Data records -
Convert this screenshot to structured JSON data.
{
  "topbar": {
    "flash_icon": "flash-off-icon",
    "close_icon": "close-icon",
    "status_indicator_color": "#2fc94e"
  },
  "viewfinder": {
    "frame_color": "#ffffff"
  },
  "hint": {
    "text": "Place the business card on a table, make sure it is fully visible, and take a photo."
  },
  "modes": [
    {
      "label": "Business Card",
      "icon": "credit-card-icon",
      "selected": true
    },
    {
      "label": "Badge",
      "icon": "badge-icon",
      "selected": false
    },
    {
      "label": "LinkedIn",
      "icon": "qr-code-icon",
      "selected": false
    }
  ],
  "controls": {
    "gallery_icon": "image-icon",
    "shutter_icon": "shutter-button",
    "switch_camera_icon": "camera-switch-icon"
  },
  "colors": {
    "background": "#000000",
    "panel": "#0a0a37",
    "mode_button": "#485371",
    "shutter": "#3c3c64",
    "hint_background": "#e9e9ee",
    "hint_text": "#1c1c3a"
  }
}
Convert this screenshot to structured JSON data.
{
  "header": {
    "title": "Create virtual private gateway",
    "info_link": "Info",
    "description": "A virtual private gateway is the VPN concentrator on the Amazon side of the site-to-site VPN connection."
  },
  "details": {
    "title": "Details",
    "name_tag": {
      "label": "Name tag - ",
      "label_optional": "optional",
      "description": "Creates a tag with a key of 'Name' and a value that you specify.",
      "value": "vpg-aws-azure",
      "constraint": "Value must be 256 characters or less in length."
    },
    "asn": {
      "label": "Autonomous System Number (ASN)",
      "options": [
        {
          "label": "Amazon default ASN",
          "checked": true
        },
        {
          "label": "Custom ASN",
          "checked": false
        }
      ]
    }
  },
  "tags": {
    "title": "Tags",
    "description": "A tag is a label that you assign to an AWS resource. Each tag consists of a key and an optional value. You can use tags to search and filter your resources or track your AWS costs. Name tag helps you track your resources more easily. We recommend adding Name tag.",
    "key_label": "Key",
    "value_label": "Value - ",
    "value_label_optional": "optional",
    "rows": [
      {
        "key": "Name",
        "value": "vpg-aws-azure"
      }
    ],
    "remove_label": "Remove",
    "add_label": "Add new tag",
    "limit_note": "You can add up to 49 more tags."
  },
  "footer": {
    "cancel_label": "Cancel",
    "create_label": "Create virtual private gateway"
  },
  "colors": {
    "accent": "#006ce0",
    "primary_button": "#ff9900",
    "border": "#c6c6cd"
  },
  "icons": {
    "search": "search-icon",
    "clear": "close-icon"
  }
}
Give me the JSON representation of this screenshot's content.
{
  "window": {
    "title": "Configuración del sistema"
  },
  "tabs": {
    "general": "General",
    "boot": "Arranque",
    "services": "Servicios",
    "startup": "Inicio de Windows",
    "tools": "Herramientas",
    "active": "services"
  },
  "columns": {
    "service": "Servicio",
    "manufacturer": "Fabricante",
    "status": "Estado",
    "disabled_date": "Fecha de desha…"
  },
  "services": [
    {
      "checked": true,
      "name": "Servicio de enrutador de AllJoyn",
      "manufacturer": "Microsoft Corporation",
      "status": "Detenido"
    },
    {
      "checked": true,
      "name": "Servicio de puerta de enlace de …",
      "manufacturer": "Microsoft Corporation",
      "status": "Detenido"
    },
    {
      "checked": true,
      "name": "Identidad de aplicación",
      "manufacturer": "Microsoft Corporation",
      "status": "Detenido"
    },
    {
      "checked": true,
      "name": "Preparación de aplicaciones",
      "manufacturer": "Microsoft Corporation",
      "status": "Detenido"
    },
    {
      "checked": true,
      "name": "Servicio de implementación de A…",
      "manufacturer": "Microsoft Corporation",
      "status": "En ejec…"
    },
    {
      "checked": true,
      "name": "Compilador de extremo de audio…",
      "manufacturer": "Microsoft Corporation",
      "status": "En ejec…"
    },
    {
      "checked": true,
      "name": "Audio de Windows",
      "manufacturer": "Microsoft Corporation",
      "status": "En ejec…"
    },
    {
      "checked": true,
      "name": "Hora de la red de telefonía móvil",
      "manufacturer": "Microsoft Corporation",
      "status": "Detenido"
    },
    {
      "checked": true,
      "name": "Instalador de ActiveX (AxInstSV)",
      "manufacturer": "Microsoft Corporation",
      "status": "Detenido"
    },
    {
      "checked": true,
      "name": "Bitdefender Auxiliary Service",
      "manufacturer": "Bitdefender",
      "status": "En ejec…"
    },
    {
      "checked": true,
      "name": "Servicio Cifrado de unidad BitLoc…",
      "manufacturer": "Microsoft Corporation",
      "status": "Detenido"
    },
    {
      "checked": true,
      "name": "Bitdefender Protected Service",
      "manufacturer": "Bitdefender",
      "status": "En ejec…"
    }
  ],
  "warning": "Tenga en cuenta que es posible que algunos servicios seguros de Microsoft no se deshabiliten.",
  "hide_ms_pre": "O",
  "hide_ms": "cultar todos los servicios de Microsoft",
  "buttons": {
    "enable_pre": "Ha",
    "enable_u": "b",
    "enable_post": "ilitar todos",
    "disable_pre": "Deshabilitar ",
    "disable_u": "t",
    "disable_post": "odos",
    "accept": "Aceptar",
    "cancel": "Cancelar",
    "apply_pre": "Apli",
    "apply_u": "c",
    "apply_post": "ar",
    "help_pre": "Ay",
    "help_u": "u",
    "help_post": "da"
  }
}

What is asked -
Pull out each line containing the word "title" and copy it.

Result -
    "title": "Create virtual private gateway",
    "title": "Details",
    "title": "Tags",
    "title": "Configuración del sistema"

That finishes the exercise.